Exercise instructions: Without including any pictures, write out the listing below exactly.

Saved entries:
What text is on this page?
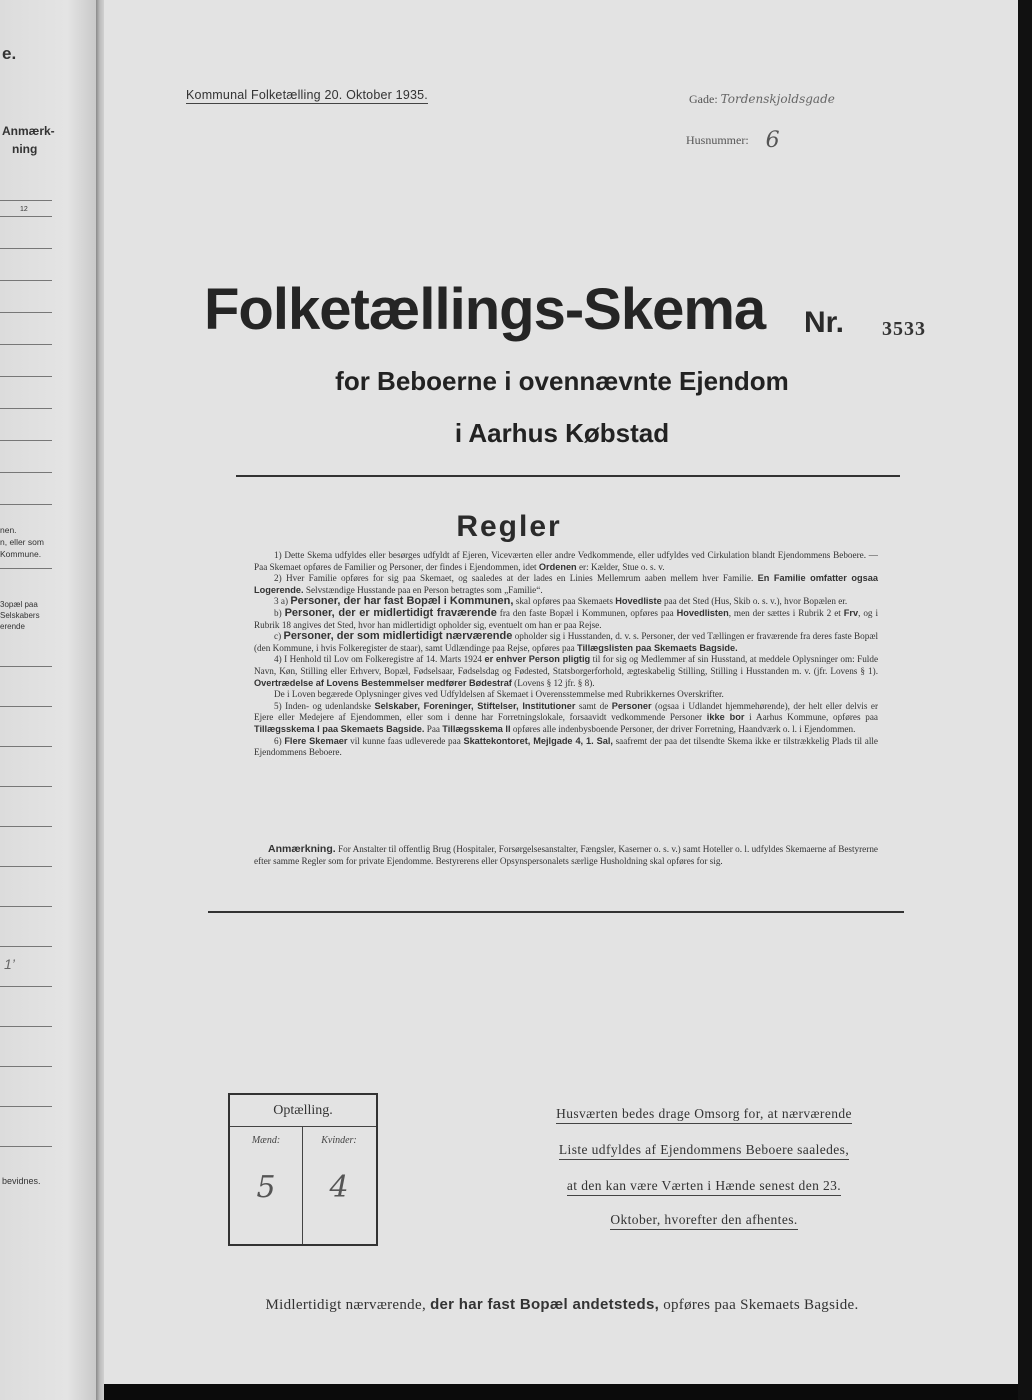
e.
Anmærk-
ning
12
nen.
n, eller som
Kommune.
3opæl paa
Selskabers
erende
1’
bevidnes.
Kommunal Folketælling 20. Oktober 1935.	Gade: Tordenskjoldsgade
Husnummer: 6
Folketællings-Skema Nr. 3533
for Beboerne i ovennævnte Ejendom
i Aarhus Købstad
Regler

1) Dette Skema udfyldes eller besørges udfyldt af Ejeren, Viceværten eller andre Vedkommende, eller udfyldes ved Cirkulation blandt Ejendommens Beboere. — Paa Skemaet opføres de Familier og Personer, der findes i Ejendommen, idet Ordenen er: Kælder, Stue o. s. v.

2) Hver Familie opføres for sig paa Skemaet, og saaledes at der lades en Linies Mellemrum aaben mellem hver Familie. En Familie omfatter ogsaa Logerende. Selvstændige Husstande paa en Person betragtes som „Familie“.

3 a) Personer, der har fast Bopæl i Kommunen, skal opføres paa Skemaets Hovedliste paa det Sted (Hus, Skib o. s. v.), hvor Bopælen er.

b) Personer, der er midlertidigt fraværende fra den faste Bopæl i Kommunen, opføres paa Hovedlisten, men der sættes i Rubrik 2 et Frv, og i Rubrik 18 angives det Sted, hvor han midlertidigt opholder sig, eventuelt om han er paa Rejse.

c) Personer, der som midlertidigt nærværende opholder sig i Husstanden, d. v. s. Personer, der ved Tællingen er fraværende fra deres faste Bopæl (den Kommune, i hvis Folkeregister de staar), samt Udlændinge paa Rejse, opføres paa Tillægslisten paa Skemaets Bagside.

4) I Henhold til Lov om Folkeregistre af 14. Marts 1924 er enhver Person pligtig til for sig og Medlemmer af sin Husstand, at meddele Oplysninger om: Fulde Navn, Køn, Stilling eller Erhverv, Bopæl, Fødselsaar, Fødselsdag og Fødested, Statsborgerforhold, ægteskabelig Stilling, Stilling i Husstanden m. v. (jfr. Lovens § 1). Overtrædelse af Lovens Bestemmelser medfører Bødestraf (Lovens § 12 jfr. § 8).

De i Loven begærede Oplysninger gives ved Udfyldelsen af Skemaet i Overensstemmelse med Rubrikkernes Overskrifter.

5) Inden- og udenlandske Selskaber, Foreninger, Stiftelser, Institutioner samt de Personer (ogsaa i Udlandet hjemmehørende), der helt eller delvis er Ejere eller Medejere af Ejendommen, eller som i denne har Forretningslokale, forsaavidt vedkommende Personer ikke bor i Aarhus Kommune, opføres paa Tillægsskema I paa Skemaets Bagside. Paa Tillægsskema II opføres alle indenbysboende Personer, der driver Forretning, Haandværk o. l. i Ejendommen.

6) Flere Skemaer vil kunne faas udleverede paa Skattekontoret, Mejlgade 4, 1. Sal, saafremt der paa det tilsendte Skema ikke er tilstrækkelig Plads til alle Ejendommens Beboere.

Anmærkning. For Anstalter til offentlig Brug (Hospitaler, Forsørgelsesanstalter, Fængsler, Kaserner o. s. v.) samt Hoteller o. l. udfyldes Skemaerne af Bestyrerne efter samme Regler som for private Ejendomme. Bestyrerens eller Opsynspersonalets særlige Husholdning skal opføres for sig.
Optælling.
Mænd:	Kvinder:
5	4
Husværten bedes drage Omsorg for, at nærværende
Liste udfyldes af Ejendommens Beboere saaledes,
at den kan være Værten i Hænde senest den 23.
Oktober, hvorefter den afhentes.
Midlertidigt nærværende, der har fast Bopæl andetsteds, opføres paa Skemaets Bagside.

Reply to the task:
What text is on this page?
e.
Anmærk-
ning
12
nen.
n, eller som
Kommune.
3opæl paa
Selskabers
erende
1’
bevidnes.
Kommunal Folketælling 20. Oktober 1935.	Gade: Tordenskjoldsgade
Husnummer: 6
Folketællings-Skema Nr. 3533
for Beboerne i ovennævnte Ejendom
i Aarhus Købstad
Regler

1) Dette Skema udfyldes eller besørges udfyldt af Ejeren, Viceværten eller andre Vedkommende, eller udfyldes ved Cirkulation blandt Ejendommens Beboere. — Paa Skemaet opføres de Familier og Personer, der findes i Ejendommen, idet Ordenen er: Kælder, Stue o. s. v.

2) Hver Familie opføres for sig paa Skemaet, og saaledes at der lades en Linies Mellemrum aaben mellem hver Familie. En Familie omfatter ogsaa Logerende. Selvstændige Husstande paa en Person betragtes som „Familie“.

3 a) Personer, der har fast Bopæl i Kommunen, skal opføres paa Skemaets Hovedliste paa det Sted (Hus, Skib o. s. v.), hvor Bopælen er.

b) Personer, der er midlertidigt fraværende fra den faste Bopæl i Kommunen, opføres paa Hovedlisten, men der sættes i Rubrik 2 et Frv, og i Rubrik 18 angives det Sted, hvor han midlertidigt opholder sig, eventuelt om han er paa Rejse.

c) Personer, der som midlertidigt nærværende opholder sig i Husstanden, d. v. s. Personer, der ved Tællingen er fraværende fra deres faste Bopæl (den Kommune, i hvis Folkeregister de staar), samt Udlændinge paa Rejse, opføres paa Tillægslisten paa Skemaets Bagside.

4) I Henhold til Lov om Folkeregistre af 14. Marts 1924 er enhver Person pligtig til for sig og Medlemmer af sin Husstand, at meddele Oplysninger om: Fulde Navn, Køn, Stilling eller Erhverv, Bopæl, Fødselsaar, Fødselsdag og Fødested, Statsborgerforhold, ægteskabelig Stilling, Stilling i Husstanden m. v. (jfr. Lovens § 1). Overtrædelse af Lovens Bestemmelser medfører Bødestraf (Lovens § 12 jfr. § 8).

De i Loven begærede Oplysninger gives ved Udfyldelsen af Skemaet i Overensstemmelse med Rubrikkernes Overskrifter.

5) Inden- og udenlandske Selskaber, Foreninger, Stiftelser, Institutioner samt de Personer (ogsaa i Udlandet hjemmehørende), der helt eller delvis er Ejere eller Medejere af Ejendommen, eller som i denne har Forretningslokale, forsaavidt vedkommende Personer ikke bor i Aarhus Kommune, opføres paa Tillægsskema I paa Skemaets Bagside. Paa Tillægsskema II opføres alle indenbysboende Personer, der driver Forretning, Haandværk o. l. i Ejendommen.

6) Flere Skemaer vil kunne faas udleverede paa Skattekontoret, Mejlgade 4, 1. Sal, saafremt der paa det tilsendte Skema ikke er tilstrækkelig Plads til alle Ejendommens Beboere.

Anmærkning. For Anstalter til offentlig Brug (Hospitaler, Forsørgelsesanstalter, Fængsler, Kaserner o. s. v.) samt Hoteller o. l. udfyldes Skemaerne af Bestyrerne efter samme Regler som for private Ejendomme. Bestyrerens eller Opsynspersonalets særlige Husholdning skal opføres for sig.
Optælling.
Mænd:	Kvinder:
5	4
Husværten bedes drage Omsorg for, at nærværende
Liste udfyldes af Ejendommens Beboere saaledes,
at den kan være Værten i Hænde senest den 23.
Oktober, hvorefter den afhentes.
Midlertidigt nærværende, der har fast Bopæl andetsteds, opføres paa Skemaets Bagside.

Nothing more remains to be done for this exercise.